Required work
Quote all of the data exactly as given. Skip every picture it contains.

Given data

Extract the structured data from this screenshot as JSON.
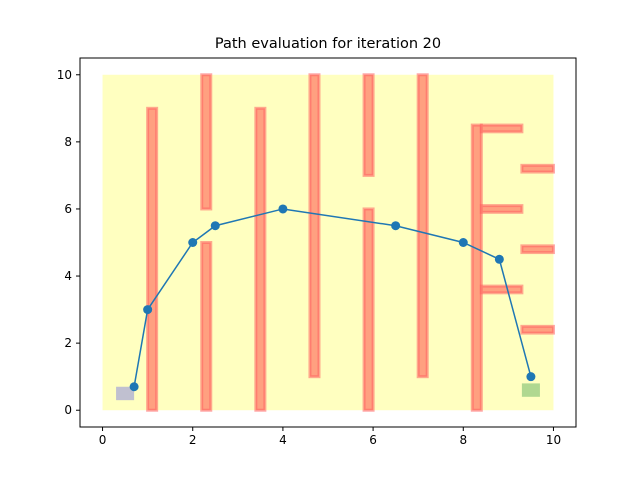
{
  "chart_data": {
    "type": "line",
    "title": "Path evaluation for iteration 20",
    "xlabel": "",
    "ylabel": "",
    "xlim": [
      -0.5,
      10.5
    ],
    "ylim": [
      -0.5,
      10.5
    ],
    "xticks": [
      0,
      2,
      4,
      6,
      8,
      10
    ],
    "yticks": [
      0,
      2,
      4,
      6,
      8,
      10
    ],
    "grid": false,
    "workspace": {
      "x0": 0,
      "x1": 10,
      "y0": 0,
      "y1": 10,
      "color": "#ffffc0"
    },
    "obstacles": [
      {
        "x0": 1.0,
        "x1": 1.2,
        "y0": 0.0,
        "y1": 9.0
      },
      {
        "x0": 2.2,
        "x1": 2.4,
        "y0": 0.0,
        "y1": 5.0
      },
      {
        "x0": 2.2,
        "x1": 2.4,
        "y0": 6.0,
        "y1": 10.0
      },
      {
        "x0": 3.4,
        "x1": 3.6,
        "y0": 0.0,
        "y1": 9.0
      },
      {
        "x0": 4.6,
        "x1": 4.8,
        "y0": 1.0,
        "y1": 10.0
      },
      {
        "x0": 5.8,
        "x1": 6.0,
        "y0": 0.0,
        "y1": 6.0
      },
      {
        "x0": 5.8,
        "x1": 6.0,
        "y0": 7.0,
        "y1": 10.0
      },
      {
        "x0": 7.0,
        "x1": 7.2,
        "y0": 1.0,
        "y1": 10.0
      },
      {
        "x0": 8.2,
        "x1": 8.4,
        "y0": 0.0,
        "y1": 8.5
      },
      {
        "x0": 8.4,
        "x1": 9.3,
        "y0": 8.3,
        "y1": 8.5
      },
      {
        "x0": 8.4,
        "x1": 9.3,
        "y0": 5.9,
        "y1": 6.1
      },
      {
        "x0": 8.4,
        "x1": 9.3,
        "y0": 3.5,
        "y1": 3.7
      },
      {
        "x0": 9.3,
        "x1": 10.0,
        "y0": 7.1,
        "y1": 7.3
      },
      {
        "x0": 9.3,
        "x1": 10.0,
        "y0": 4.7,
        "y1": 4.9
      },
      {
        "x0": 9.3,
        "x1": 10.0,
        "y0": 2.3,
        "y1": 2.5
      }
    ],
    "obstacle_fill": "#ffa080",
    "obstacle_edge": "#ff6060",
    "start": {
      "x0": 0.3,
      "x1": 0.7,
      "y0": 0.3,
      "y1": 0.7,
      "color": "#c0c0d0"
    },
    "goal": {
      "x0": 9.3,
      "x1": 9.7,
      "y0": 0.4,
      "y1": 0.8,
      "color": "#b0d890"
    },
    "series": [
      {
        "x": [
          0.7,
          1.0,
          2.0,
          2.5,
          4.0,
          6.5,
          8.0,
          8.8,
          9.5
        ],
        "y": [
          0.7,
          3.0,
          5.0,
          5.5,
          6.0,
          5.5,
          5.0,
          4.5,
          1.0
        ],
        "color": "#1f77b4"
      }
    ]
  }
}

The solution
Extract the structured data from this screenshot as JSON.
{
  "chart_data": {
    "type": "line",
    "title": "Path evaluation for iteration 20",
    "xlabel": "",
    "ylabel": "",
    "xlim": [
      -0.5,
      10.5
    ],
    "ylim": [
      -0.5,
      10.5
    ],
    "xticks": [
      0,
      2,
      4,
      6,
      8,
      10
    ],
    "yticks": [
      0,
      2,
      4,
      6,
      8,
      10
    ],
    "grid": false,
    "workspace": {
      "x0": 0,
      "x1": 10,
      "y0": 0,
      "y1": 10,
      "color": "#ffffc0"
    },
    "obstacles": [
      {
        "x0": 1.0,
        "x1": 1.2,
        "y0": 0.0,
        "y1": 9.0
      },
      {
        "x0": 2.2,
        "x1": 2.4,
        "y0": 0.0,
        "y1": 5.0
      },
      {
        "x0": 2.2,
        "x1": 2.4,
        "y0": 6.0,
        "y1": 10.0
      },
      {
        "x0": 3.4,
        "x1": 3.6,
        "y0": 0.0,
        "y1": 9.0
      },
      {
        "x0": 4.6,
        "x1": 4.8,
        "y0": 1.0,
        "y1": 10.0
      },
      {
        "x0": 5.8,
        "x1": 6.0,
        "y0": 0.0,
        "y1": 6.0
      },
      {
        "x0": 5.8,
        "x1": 6.0,
        "y0": 7.0,
        "y1": 10.0
      },
      {
        "x0": 7.0,
        "x1": 7.2,
        "y0": 1.0,
        "y1": 10.0
      },
      {
        "x0": 8.2,
        "x1": 8.4,
        "y0": 0.0,
        "y1": 8.5
      },
      {
        "x0": 8.4,
        "x1": 9.3,
        "y0": 8.3,
        "y1": 8.5
      },
      {
        "x0": 8.4,
        "x1": 9.3,
        "y0": 5.9,
        "y1": 6.1
      },
      {
        "x0": 8.4,
        "x1": 9.3,
        "y0": 3.5,
        "y1": 3.7
      },
      {
        "x0": 9.3,
        "x1": 10.0,
        "y0": 7.1,
        "y1": 7.3
      },
      {
        "x0": 9.3,
        "x1": 10.0,
        "y0": 4.7,
        "y1": 4.9
      },
      {
        "x0": 9.3,
        "x1": 10.0,
        "y0": 2.3,
        "y1": 2.5
      }
    ],
    "obstacle_fill": "#ffa080",
    "obstacle_edge": "#ff6060",
    "start": {
      "x0": 0.3,
      "x1": 0.7,
      "y0": 0.3,
      "y1": 0.7,
      "color": "#c0c0d0"
    },
    "goal": {
      "x0": 9.3,
      "x1": 9.7,
      "y0": 0.4,
      "y1": 0.8,
      "color": "#b0d890"
    },
    "series": [
      {
        "x": [
          0.7,
          1.0,
          2.0,
          2.5,
          4.0,
          6.5,
          8.0,
          8.8,
          9.5
        ],
        "y": [
          0.7,
          3.0,
          5.0,
          5.5,
          6.0,
          5.5,
          5.0,
          4.5,
          1.0
        ],
        "color": "#1f77b4"
      }
    ]
  }
}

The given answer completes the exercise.